*** Data supplied

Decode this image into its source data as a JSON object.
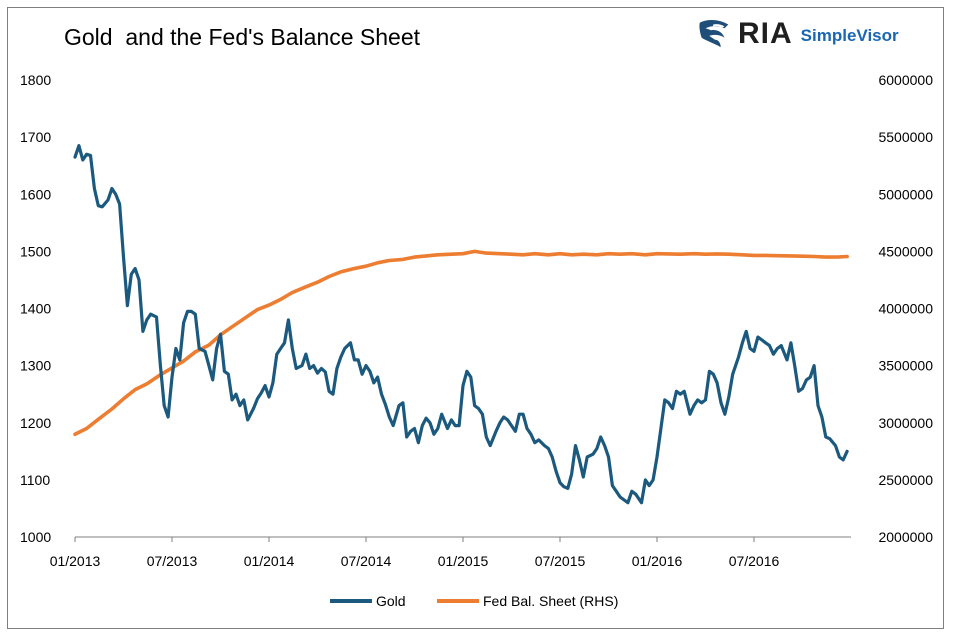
{
  "title": "Gold  and the Fed's Balance Sheet",
  "logo": {
    "brand": "RIA",
    "product": "SimpleVisor",
    "icon": "eagle-icon"
  },
  "colors": {
    "gold": "#1b5a7e",
    "fed": "#ed7d31",
    "axis": "#7f7f7f"
  },
  "chart_data": {
    "type": "line",
    "title": "Gold  and the Fed's Balance Sheet",
    "x_ticks": [
      "01/2013",
      "07/2013",
      "01/2014",
      "07/2014",
      "01/2015",
      "07/2015",
      "01/2016",
      "07/2016"
    ],
    "xlim": [
      "01/2013",
      "01/2017"
    ],
    "ylim_left": [
      1000,
      1800
    ],
    "yticks_left": [
      "1800",
      "1700",
      "1600",
      "1500",
      "1400",
      "1300",
      "1200",
      "1100",
      "1000"
    ],
    "ylim_right": [
      2000000,
      6000000
    ],
    "yticks_right": [
      "6000000",
      "5500000",
      "5000000",
      "4500000",
      "4000000",
      "3500000",
      "3000000",
      "2500000",
      "2000000"
    ],
    "grid": false,
    "legend_position": "bottom",
    "series": [
      {
        "name": "Gold",
        "axis": "left",
        "x": [
          2013.0,
          2013.02,
          2013.04,
          2013.06,
          2013.08,
          2013.1,
          2013.12,
          2013.14,
          2013.17,
          2013.19,
          2013.21,
          2013.23,
          2013.25,
          2013.27,
          2013.29,
          2013.31,
          2013.33,
          2013.35,
          2013.37,
          2013.39,
          2013.42,
          2013.44,
          2013.46,
          2013.48,
          2013.5,
          2013.52,
          2013.54,
          2013.56,
          2013.58,
          2013.6,
          2013.62,
          2013.64,
          2013.67,
          2013.69,
          2013.71,
          2013.73,
          2013.75,
          2013.77,
          2013.79,
          2013.81,
          2013.83,
          2013.85,
          2013.87,
          2013.89,
          2013.92,
          2013.94,
          2013.96,
          2013.98,
          2014.0,
          2014.02,
          2014.04,
          2014.06,
          2014.08,
          2014.1,
          2014.12,
          2014.14,
          2014.17,
          2014.19,
          2014.21,
          2014.23,
          2014.25,
          2014.27,
          2014.29,
          2014.31,
          2014.33,
          2014.35,
          2014.37,
          2014.39,
          2014.42,
          2014.44,
          2014.46,
          2014.48,
          2014.5,
          2014.52,
          2014.54,
          2014.56,
          2014.58,
          2014.6,
          2014.62,
          2014.64,
          2014.67,
          2014.69,
          2014.71,
          2014.73,
          2014.75,
          2014.77,
          2014.79,
          2014.81,
          2014.83,
          2014.85,
          2014.87,
          2014.89,
          2014.92,
          2014.94,
          2014.96,
          2014.98,
          2015.0,
          2015.02,
          2015.04,
          2015.06,
          2015.08,
          2015.1,
          2015.12,
          2015.14,
          2015.17,
          2015.19,
          2015.21,
          2015.23,
          2015.25,
          2015.27,
          2015.29,
          2015.31,
          2015.33,
          2015.35,
          2015.37,
          2015.39,
          2015.42,
          2015.44,
          2015.46,
          2015.48,
          2015.5,
          2015.52,
          2015.54,
          2015.56,
          2015.58,
          2015.6,
          2015.62,
          2015.64,
          2015.67,
          2015.69,
          2015.71,
          2015.73,
          2015.75,
          2015.77,
          2015.79,
          2015.81,
          2015.83,
          2015.85,
          2015.87,
          2015.89,
          2015.92,
          2015.94,
          2015.96,
          2015.98,
          2016.0,
          2016.02,
          2016.04,
          2016.06,
          2016.08,
          2016.1,
          2016.12,
          2016.14,
          2016.17,
          2016.19,
          2016.21,
          2016.23,
          2016.25,
          2016.27,
          2016.29,
          2016.31,
          2016.33,
          2016.35,
          2016.37,
          2016.39,
          2016.42,
          2016.44,
          2016.46,
          2016.48,
          2016.5,
          2016.52,
          2016.54,
          2016.56,
          2016.58,
          2016.6,
          2016.62,
          2016.64,
          2016.67,
          2016.69,
          2016.71,
          2016.73,
          2016.75,
          2016.77,
          2016.79,
          2016.81,
          2016.83,
          2016.85,
          2016.87,
          2016.89,
          2016.92,
          2016.94,
          2016.96,
          2016.98
        ],
        "values": [
          1665,
          1685,
          1660,
          1670,
          1668,
          1610,
          1580,
          1578,
          1590,
          1610,
          1600,
          1583,
          1490,
          1405,
          1460,
          1470,
          1450,
          1360,
          1380,
          1390,
          1385,
          1300,
          1230,
          1210,
          1280,
          1330,
          1310,
          1375,
          1395,
          1395,
          1390,
          1330,
          1325,
          1300,
          1275,
          1330,
          1355,
          1290,
          1285,
          1240,
          1250,
          1230,
          1240,
          1205,
          1225,
          1242,
          1252,
          1265,
          1245,
          1270,
          1320,
          1330,
          1340,
          1380,
          1330,
          1295,
          1300,
          1320,
          1295,
          1300,
          1287,
          1295,
          1289,
          1255,
          1250,
          1295,
          1315,
          1330,
          1340,
          1310,
          1310,
          1285,
          1300,
          1290,
          1270,
          1280,
          1250,
          1232,
          1210,
          1195,
          1230,
          1235,
          1175,
          1185,
          1190,
          1165,
          1195,
          1208,
          1200,
          1180,
          1190,
          1215,
          1190,
          1205,
          1195,
          1195,
          1265,
          1290,
          1280,
          1230,
          1225,
          1215,
          1175,
          1160,
          1185,
          1200,
          1210,
          1205,
          1195,
          1185,
          1215,
          1215,
          1190,
          1180,
          1165,
          1170,
          1160,
          1155,
          1140,
          1115,
          1095,
          1088,
          1085,
          1110,
          1160,
          1135,
          1105,
          1140,
          1145,
          1155,
          1175,
          1160,
          1140,
          1090,
          1080,
          1070,
          1065,
          1060,
          1080,
          1075,
          1060,
          1100,
          1090,
          1100,
          1140,
          1190,
          1240,
          1235,
          1225,
          1255,
          1250,
          1255,
          1215,
          1230,
          1240,
          1235,
          1240,
          1290,
          1285,
          1270,
          1235,
          1215,
          1245,
          1285,
          1315,
          1340,
          1360,
          1330,
          1325,
          1350,
          1345,
          1340,
          1335,
          1320,
          1330,
          1335,
          1310,
          1340,
          1300,
          1255,
          1260,
          1275,
          1280,
          1300,
          1230,
          1210,
          1175,
          1172,
          1160,
          1140,
          1135,
          1150
        ]
      },
      {
        "name": "Fed Bal. Sheet (RHS)",
        "axis": "right",
        "x": [
          2013.0,
          2013.06,
          2013.12,
          2013.19,
          2013.25,
          2013.31,
          2013.37,
          2013.44,
          2013.5,
          2013.56,
          2013.62,
          2013.69,
          2013.75,
          2013.81,
          2013.87,
          2013.94,
          2014.0,
          2014.06,
          2014.12,
          2014.19,
          2014.25,
          2014.31,
          2014.37,
          2014.44,
          2014.5,
          2014.56,
          2014.62,
          2014.69,
          2014.75,
          2014.81,
          2014.87,
          2014.94,
          2015.0,
          2015.06,
          2015.12,
          2015.19,
          2015.25,
          2015.31,
          2015.37,
          2015.44,
          2015.5,
          2015.56,
          2015.62,
          2015.69,
          2015.75,
          2015.81,
          2015.87,
          2015.94,
          2016.0,
          2016.06,
          2016.12,
          2016.19,
          2016.25,
          2016.31,
          2016.37,
          2016.44,
          2016.5,
          2016.56,
          2016.62,
          2016.69,
          2016.75,
          2016.81,
          2016.87,
          2016.94,
          2016.98
        ],
        "values": [
          2900000,
          2950000,
          3030000,
          3120000,
          3210000,
          3290000,
          3340000,
          3420000,
          3480000,
          3540000,
          3620000,
          3680000,
          3770000,
          3840000,
          3910000,
          3990000,
          4030000,
          4080000,
          4140000,
          4190000,
          4230000,
          4280000,
          4320000,
          4350000,
          4370000,
          4400000,
          4420000,
          4430000,
          4450000,
          4460000,
          4470000,
          4475000,
          4480000,
          4500000,
          4485000,
          4480000,
          4475000,
          4470000,
          4480000,
          4470000,
          4480000,
          4470000,
          4475000,
          4470000,
          4480000,
          4475000,
          4480000,
          4470000,
          4480000,
          4478000,
          4475000,
          4480000,
          4475000,
          4478000,
          4475000,
          4470000,
          4465000,
          4465000,
          4462000,
          4460000,
          4458000,
          4455000,
          4450000,
          4452000,
          4455000
        ]
      }
    ]
  }
}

******

Instructions for the task: Say how many lines in the listing above include "Balance". Give nothing but the number.

Result: 2